══ MATERIALS PROVIDED ══

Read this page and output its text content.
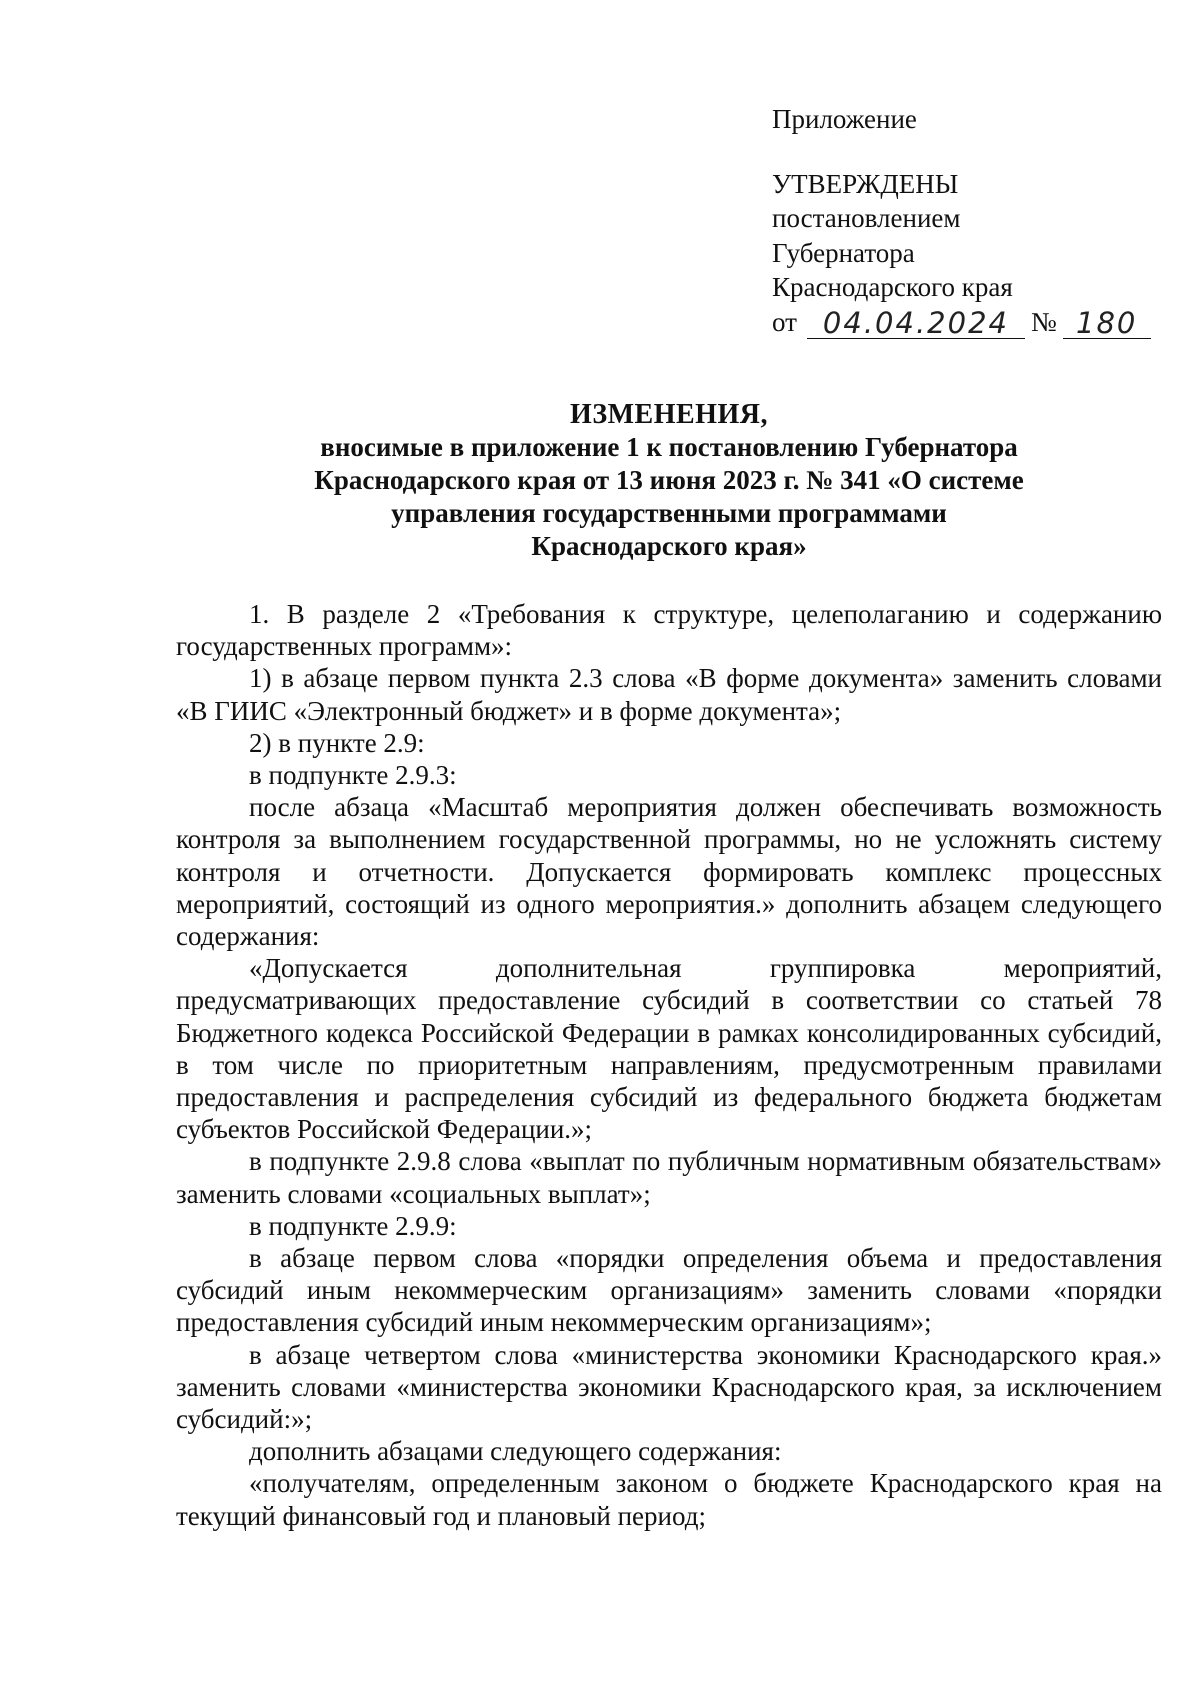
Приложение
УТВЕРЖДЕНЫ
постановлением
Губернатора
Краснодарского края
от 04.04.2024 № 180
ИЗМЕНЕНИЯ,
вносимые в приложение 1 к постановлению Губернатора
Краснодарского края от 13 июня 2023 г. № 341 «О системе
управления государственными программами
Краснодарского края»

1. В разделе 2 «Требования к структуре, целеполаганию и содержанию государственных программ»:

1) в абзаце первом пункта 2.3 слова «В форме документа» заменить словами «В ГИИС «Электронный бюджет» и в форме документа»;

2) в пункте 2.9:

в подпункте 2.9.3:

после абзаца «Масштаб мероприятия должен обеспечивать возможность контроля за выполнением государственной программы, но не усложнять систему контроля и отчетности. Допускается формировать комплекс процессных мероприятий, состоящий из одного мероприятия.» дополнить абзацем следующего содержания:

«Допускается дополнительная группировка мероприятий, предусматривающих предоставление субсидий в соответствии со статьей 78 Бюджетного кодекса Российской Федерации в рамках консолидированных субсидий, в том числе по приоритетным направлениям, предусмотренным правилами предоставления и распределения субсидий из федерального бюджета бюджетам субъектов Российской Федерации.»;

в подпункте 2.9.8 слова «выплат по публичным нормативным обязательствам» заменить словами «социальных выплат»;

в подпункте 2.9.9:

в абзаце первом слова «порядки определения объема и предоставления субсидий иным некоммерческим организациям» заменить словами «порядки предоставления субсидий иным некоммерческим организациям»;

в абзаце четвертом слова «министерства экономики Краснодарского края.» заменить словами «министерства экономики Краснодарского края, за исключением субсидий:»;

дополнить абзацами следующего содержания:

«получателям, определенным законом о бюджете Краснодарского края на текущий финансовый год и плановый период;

═══

● **EXERCISE BRIEF**
Read the entries and pick out all lines that include the word "содержания".

● **OUTPUT OF THE EXERCISE**
после абзаца «Масштаб мероприятия должен обеспечивать возможность контроля за выполнением государственной программы, но не усложнять систему контроля и отчетности. Допускается формировать комплекс процессных мероприятий, состоящий из одного мероприятия.» дополнить абзацем следующего содержания:
дополнить абзацами следующего содержания:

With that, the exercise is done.